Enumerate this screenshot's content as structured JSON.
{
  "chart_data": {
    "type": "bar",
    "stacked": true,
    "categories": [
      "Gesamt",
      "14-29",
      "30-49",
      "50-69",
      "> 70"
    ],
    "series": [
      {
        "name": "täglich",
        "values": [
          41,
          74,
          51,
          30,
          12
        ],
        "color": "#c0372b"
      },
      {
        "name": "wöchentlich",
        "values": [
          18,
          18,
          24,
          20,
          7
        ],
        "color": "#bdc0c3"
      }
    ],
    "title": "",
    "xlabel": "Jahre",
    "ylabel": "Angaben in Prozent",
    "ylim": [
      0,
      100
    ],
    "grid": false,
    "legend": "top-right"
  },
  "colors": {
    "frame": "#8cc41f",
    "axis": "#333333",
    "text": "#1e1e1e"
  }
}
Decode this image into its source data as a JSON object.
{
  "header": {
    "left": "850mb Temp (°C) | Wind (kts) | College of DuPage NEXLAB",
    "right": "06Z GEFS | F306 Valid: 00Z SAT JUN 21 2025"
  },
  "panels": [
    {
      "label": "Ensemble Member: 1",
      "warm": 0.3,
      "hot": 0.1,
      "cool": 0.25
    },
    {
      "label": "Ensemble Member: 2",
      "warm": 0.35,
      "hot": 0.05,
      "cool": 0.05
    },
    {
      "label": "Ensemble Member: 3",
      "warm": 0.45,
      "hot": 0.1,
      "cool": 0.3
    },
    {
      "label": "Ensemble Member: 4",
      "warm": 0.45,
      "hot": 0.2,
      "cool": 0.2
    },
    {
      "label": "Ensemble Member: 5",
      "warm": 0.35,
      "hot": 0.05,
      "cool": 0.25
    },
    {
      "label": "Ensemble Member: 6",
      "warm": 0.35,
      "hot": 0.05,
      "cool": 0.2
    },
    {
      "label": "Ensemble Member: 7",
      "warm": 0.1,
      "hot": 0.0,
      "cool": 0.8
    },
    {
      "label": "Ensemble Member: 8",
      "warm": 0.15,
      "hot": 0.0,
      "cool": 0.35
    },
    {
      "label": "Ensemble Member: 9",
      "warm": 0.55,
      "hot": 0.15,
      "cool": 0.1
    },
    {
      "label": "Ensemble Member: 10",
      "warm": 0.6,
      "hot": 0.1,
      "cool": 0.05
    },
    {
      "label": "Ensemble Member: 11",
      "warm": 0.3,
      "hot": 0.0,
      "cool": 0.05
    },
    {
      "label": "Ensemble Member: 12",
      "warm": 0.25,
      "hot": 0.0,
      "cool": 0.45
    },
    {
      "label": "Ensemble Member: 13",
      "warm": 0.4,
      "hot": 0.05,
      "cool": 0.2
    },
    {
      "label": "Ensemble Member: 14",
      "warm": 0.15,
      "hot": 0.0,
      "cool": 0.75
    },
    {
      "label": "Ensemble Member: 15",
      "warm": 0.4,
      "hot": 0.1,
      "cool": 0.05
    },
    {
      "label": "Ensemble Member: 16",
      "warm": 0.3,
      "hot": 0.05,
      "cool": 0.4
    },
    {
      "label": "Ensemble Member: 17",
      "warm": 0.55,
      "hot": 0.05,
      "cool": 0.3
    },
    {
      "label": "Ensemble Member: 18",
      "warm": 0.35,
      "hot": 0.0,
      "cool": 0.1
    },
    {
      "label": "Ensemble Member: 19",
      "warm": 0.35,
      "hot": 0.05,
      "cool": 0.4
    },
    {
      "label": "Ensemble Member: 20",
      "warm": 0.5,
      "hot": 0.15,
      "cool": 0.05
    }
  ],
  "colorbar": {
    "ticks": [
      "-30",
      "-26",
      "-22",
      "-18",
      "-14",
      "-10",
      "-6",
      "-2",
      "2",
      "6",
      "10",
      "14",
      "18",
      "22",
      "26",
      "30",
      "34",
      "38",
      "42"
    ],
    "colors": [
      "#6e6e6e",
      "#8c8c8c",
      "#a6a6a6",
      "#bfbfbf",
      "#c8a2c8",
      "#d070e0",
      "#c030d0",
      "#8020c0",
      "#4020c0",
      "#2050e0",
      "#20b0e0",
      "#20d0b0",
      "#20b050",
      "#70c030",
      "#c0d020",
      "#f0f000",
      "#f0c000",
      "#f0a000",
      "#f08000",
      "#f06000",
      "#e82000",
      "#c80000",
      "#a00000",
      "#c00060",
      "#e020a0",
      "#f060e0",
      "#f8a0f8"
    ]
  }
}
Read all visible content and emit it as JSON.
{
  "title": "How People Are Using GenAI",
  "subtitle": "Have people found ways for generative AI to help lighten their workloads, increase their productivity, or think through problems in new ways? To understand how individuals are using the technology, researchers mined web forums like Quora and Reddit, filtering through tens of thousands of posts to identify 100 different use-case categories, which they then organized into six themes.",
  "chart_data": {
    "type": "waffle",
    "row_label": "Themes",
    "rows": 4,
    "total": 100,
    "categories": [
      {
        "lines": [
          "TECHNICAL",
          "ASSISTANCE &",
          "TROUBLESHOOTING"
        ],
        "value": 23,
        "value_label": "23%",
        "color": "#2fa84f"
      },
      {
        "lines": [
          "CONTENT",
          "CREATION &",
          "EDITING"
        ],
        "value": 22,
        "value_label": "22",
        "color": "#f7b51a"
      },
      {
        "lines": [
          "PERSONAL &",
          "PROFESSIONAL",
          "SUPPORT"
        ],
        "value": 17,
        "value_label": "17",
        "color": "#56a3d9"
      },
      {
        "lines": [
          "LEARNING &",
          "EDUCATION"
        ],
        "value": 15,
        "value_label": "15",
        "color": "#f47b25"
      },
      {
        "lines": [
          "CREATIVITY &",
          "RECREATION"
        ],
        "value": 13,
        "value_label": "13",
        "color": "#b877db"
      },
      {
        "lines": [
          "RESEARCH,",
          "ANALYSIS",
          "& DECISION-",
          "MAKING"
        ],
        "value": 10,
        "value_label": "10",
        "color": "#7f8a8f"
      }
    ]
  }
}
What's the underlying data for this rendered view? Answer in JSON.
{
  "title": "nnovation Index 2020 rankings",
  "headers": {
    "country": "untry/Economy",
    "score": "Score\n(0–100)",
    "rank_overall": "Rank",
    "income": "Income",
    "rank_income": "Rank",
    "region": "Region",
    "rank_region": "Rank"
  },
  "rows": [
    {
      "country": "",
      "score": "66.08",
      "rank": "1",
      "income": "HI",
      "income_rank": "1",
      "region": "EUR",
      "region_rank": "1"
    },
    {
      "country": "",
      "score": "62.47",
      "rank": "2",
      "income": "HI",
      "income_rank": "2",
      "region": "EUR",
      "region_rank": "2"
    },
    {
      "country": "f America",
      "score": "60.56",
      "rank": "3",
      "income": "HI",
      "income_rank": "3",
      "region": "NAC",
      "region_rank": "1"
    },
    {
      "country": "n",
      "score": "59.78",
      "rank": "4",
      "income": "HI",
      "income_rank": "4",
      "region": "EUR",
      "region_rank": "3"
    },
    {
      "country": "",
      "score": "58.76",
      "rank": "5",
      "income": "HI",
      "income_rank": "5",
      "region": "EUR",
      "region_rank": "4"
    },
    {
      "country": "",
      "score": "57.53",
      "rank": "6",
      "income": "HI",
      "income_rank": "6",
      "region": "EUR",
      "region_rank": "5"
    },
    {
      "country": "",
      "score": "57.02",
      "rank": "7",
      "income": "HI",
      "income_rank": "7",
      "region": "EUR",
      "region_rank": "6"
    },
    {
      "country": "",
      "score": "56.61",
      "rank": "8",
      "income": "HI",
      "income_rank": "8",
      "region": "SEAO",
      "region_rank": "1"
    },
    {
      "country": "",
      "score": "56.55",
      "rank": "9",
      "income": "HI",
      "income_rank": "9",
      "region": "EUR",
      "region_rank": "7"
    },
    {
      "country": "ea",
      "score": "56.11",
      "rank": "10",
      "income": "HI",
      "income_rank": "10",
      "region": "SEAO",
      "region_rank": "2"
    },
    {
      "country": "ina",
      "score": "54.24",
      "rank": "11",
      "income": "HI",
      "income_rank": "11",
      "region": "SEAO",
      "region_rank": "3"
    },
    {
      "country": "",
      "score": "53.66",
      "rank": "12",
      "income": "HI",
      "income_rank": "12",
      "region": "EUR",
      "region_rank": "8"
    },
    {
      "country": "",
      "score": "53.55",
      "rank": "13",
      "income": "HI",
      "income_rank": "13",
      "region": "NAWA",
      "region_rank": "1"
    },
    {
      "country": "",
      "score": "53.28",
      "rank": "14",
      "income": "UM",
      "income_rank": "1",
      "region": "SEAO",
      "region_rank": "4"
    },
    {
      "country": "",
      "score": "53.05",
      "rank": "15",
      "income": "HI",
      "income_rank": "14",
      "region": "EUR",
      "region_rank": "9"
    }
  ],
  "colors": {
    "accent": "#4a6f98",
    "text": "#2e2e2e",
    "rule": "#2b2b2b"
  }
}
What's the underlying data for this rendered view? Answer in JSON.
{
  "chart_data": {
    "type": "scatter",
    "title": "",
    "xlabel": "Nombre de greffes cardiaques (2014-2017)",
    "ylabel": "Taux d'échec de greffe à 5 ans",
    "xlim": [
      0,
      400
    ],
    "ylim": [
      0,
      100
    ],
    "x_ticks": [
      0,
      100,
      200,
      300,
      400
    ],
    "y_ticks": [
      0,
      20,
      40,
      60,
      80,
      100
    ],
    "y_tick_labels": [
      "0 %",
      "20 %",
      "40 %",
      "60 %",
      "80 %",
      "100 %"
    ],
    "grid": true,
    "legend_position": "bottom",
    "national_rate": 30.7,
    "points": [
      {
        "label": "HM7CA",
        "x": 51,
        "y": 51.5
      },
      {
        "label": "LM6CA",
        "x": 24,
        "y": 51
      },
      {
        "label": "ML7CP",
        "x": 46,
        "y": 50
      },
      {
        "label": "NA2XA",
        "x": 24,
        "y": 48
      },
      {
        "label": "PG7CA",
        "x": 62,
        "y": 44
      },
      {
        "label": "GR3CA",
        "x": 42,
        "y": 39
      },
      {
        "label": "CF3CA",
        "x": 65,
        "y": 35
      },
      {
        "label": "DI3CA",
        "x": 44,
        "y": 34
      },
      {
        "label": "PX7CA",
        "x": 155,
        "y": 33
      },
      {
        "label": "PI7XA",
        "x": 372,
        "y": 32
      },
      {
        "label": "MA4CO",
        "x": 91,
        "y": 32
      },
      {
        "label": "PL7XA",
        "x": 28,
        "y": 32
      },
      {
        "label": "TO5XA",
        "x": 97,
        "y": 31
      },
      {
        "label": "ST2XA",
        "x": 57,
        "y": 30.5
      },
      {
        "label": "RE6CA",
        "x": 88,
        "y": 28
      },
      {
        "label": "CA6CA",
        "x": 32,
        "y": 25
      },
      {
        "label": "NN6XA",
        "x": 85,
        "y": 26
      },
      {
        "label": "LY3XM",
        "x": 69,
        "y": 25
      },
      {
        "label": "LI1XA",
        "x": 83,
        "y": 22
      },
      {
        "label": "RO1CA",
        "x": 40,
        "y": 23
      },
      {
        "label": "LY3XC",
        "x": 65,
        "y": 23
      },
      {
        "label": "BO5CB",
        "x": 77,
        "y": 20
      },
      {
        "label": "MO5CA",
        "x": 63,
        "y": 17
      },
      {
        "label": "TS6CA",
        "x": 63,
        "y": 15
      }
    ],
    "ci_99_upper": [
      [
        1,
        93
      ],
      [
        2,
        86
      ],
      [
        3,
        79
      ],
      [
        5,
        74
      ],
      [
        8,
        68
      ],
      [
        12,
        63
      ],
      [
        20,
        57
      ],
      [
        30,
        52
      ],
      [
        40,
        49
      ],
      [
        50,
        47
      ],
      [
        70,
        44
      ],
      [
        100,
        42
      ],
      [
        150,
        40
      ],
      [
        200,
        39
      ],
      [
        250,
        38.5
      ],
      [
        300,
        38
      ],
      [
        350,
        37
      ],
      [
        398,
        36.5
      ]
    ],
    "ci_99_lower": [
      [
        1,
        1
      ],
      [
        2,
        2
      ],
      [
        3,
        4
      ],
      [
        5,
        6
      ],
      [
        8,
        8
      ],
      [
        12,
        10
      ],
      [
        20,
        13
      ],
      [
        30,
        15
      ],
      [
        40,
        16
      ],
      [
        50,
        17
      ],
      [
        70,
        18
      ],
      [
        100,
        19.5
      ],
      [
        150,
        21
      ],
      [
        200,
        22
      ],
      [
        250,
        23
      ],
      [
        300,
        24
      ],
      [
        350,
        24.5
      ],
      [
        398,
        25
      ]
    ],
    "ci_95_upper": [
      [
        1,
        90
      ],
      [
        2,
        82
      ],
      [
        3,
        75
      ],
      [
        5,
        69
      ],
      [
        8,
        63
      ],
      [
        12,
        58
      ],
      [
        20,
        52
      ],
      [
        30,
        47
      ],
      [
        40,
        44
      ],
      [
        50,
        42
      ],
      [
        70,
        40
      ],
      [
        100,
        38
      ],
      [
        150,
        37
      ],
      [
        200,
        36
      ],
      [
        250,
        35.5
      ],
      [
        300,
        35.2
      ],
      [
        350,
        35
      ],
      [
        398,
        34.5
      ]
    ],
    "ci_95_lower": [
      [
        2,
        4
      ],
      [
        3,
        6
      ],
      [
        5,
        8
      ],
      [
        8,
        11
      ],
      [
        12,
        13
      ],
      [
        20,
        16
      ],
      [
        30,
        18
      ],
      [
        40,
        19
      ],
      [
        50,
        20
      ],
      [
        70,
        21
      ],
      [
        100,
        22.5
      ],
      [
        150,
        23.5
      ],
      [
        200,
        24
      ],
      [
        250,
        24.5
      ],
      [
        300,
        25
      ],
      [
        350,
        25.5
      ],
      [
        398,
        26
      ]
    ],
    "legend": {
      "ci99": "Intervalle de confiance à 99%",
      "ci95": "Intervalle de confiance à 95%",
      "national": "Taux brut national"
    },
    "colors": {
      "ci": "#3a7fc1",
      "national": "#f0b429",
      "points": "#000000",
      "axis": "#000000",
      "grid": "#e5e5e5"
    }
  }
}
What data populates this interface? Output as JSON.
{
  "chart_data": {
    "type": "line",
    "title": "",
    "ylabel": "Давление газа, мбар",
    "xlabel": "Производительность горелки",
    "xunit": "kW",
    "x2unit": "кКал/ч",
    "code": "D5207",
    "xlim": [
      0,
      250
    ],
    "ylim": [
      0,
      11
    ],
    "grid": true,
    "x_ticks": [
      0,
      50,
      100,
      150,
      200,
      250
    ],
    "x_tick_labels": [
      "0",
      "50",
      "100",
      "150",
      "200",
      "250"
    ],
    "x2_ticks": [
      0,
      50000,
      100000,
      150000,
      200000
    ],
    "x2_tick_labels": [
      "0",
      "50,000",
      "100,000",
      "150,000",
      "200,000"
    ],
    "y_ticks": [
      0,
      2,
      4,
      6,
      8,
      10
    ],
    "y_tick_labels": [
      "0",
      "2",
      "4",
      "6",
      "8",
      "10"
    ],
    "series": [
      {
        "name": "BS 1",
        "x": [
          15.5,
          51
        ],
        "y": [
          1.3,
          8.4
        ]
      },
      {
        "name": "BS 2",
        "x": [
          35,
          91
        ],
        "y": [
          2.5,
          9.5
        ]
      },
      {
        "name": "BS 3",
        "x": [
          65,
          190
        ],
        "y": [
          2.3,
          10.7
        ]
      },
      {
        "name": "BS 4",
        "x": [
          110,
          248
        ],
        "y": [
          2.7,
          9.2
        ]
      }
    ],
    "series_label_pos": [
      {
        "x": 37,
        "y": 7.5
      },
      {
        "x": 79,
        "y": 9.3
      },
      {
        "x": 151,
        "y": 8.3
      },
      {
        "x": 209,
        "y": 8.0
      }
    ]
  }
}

WORK TO COMPLETE:
Search the entries for "Intervalle" and copy out each line that has it.

EXERCISE RESPONSE:
      "ci99": "Intervalle de confiance à 99%",
      "ci95": "Intervalle de confiance à 95%",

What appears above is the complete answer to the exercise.